DIRECTIONS FOR THIS TASK | Search the material for the string "With" and copy each line where it occurs.
**** DATASET ENTRIES ****
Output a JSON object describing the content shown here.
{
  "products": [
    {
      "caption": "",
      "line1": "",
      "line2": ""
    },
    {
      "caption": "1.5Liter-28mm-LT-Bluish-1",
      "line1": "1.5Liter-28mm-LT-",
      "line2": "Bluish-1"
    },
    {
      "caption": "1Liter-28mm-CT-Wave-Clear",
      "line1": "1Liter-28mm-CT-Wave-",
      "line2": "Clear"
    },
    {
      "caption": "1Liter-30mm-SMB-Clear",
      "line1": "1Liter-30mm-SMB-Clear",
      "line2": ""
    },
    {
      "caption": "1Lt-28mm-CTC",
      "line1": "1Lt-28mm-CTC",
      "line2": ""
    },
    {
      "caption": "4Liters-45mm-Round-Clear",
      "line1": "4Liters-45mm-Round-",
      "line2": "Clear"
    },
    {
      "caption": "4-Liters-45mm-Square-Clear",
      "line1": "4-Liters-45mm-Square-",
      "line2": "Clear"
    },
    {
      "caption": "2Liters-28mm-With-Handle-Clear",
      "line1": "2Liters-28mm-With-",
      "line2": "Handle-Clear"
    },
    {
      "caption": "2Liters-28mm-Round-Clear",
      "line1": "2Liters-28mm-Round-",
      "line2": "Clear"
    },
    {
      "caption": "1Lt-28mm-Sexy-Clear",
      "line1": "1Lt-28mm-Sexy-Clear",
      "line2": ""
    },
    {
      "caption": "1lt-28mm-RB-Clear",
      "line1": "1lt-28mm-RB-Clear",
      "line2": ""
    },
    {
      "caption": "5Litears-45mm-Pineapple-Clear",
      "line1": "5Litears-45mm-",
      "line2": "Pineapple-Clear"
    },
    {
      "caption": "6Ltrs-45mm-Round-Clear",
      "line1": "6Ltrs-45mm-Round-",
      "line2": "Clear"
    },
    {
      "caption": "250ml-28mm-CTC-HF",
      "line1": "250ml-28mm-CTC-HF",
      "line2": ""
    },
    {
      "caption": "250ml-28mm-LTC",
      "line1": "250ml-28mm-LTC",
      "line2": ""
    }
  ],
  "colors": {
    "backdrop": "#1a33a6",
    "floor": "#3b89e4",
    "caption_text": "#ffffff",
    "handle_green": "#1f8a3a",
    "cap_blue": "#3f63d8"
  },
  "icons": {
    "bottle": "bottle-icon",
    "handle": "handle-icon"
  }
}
****
FINISHED TASK |
      "caption": "2Liters-28mm-With-Handle-Clear",
      "line1": "2Liters-28mm-With-",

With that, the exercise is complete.